--- Start Raw records ---

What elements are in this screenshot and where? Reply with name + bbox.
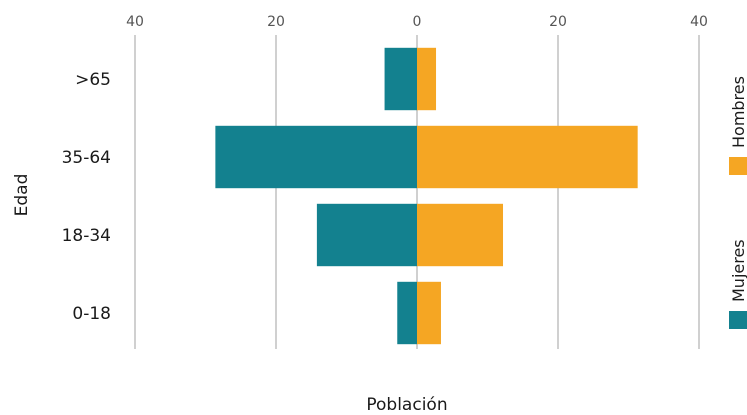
bar-mujeres->65: [384, 47, 417, 111]
x-tick-label: 20: [267, 14, 285, 30]
legend-swatch-mujeres: [729, 311, 747, 329]
y-category-label: 0-18: [72, 304, 111, 324]
bar-mujeres-0-18: [397, 281, 417, 345]
bar-mujeres-18-34: [316, 203, 417, 267]
x-tick-label: 20: [549, 14, 567, 30]
bar-hombres-18-34: [417, 203, 504, 267]
y-category-label: 35-64: [62, 148, 111, 168]
x-tick-label: 0: [413, 14, 422, 30]
x-axis-title: Población: [366, 395, 447, 415]
bars: [215, 47, 638, 345]
bar-hombres-0-18: [417, 281, 441, 345]
legend-swatch-hombres: [729, 157, 747, 175]
y-axis-title: Edad: [12, 174, 32, 217]
y-axis-categories: >65 35-64 18-34 0-18: [62, 70, 111, 324]
legend-label-mujeres: Mujeres: [729, 239, 747, 302]
x-tick-label: 40: [690, 14, 708, 30]
x-axis-ticks: 40 20 0 20 40: [126, 14, 708, 30]
legend-label-hombres: Hombres: [729, 76, 747, 148]
x-tick-label: 40: [126, 14, 144, 30]
legend: Hombres Mujeres: [729, 76, 747, 329]
bar-mujeres-35-64: [215, 125, 417, 189]
bar-hombres-35-64: [417, 125, 638, 189]
bar-hombres->65: [417, 47, 437, 111]
y-category-label: >65: [75, 70, 111, 90]
y-category-label: 18-34: [62, 226, 111, 246]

--- End Raw records ---

**Stated problem:**
Convert everything from the line containing "bar-mujeres->65: [384, 47, 417, 111]" down to the line containing "bar-hombres->65: [417, 47, 437, 111]", both included, into a numbered list, leaving out any blank lines.

**Solution:**
1. bar-mujeres->65: [384, 47, 417, 111]
2. x-tick-label: 20: [267, 14, 285, 30]
3. legend-swatch-mujeres: [729, 311, 747, 329]
4. y-category-label: 0-18: [72, 304, 111, 324]
5. bar-mujeres-0-18: [397, 281, 417, 345]
6. bar-mujeres-18-34: [316, 203, 417, 267]
7. x-tick-label: 20: [549, 14, 567, 30]
8. bar-hombres-18-34: [417, 203, 504, 267]
9. y-category-label: 35-64: [62, 148, 111, 168]
10. x-tick-label: 0: [413, 14, 422, 30]
11. x-axis-title: Población: [366, 395, 447, 415]
12. bars: [215, 47, 638, 345]
13. bar-hombres-0-18: [417, 281, 441, 345]
14. legend-swatch-hombres: [729, 157, 747, 175]
15. y-axis-title: Edad: [12, 174, 32, 217]
16. y-axis-categories: >65 35-64 18-34 0-18: [62, 70, 111, 324]
17. legend-label-mujeres: Mujeres: [729, 239, 747, 302]
18. x-tick-label: 40: [690, 14, 708, 30]
19. x-axis-ticks: 40 20 0 20 40: [126, 14, 708, 30]
20. legend-label-hombres: Hombres: [729, 76, 747, 148]
21. x-tick-label: 40: [126, 14, 144, 30]
22. legend: Hombres Mujeres: [729, 76, 747, 329]
23. bar-mujeres-35-64: [215, 125, 417, 189]
24. bar-hombres-35-64: [417, 125, 638, 189]
25. bar-hombres->65: [417, 47, 437, 111]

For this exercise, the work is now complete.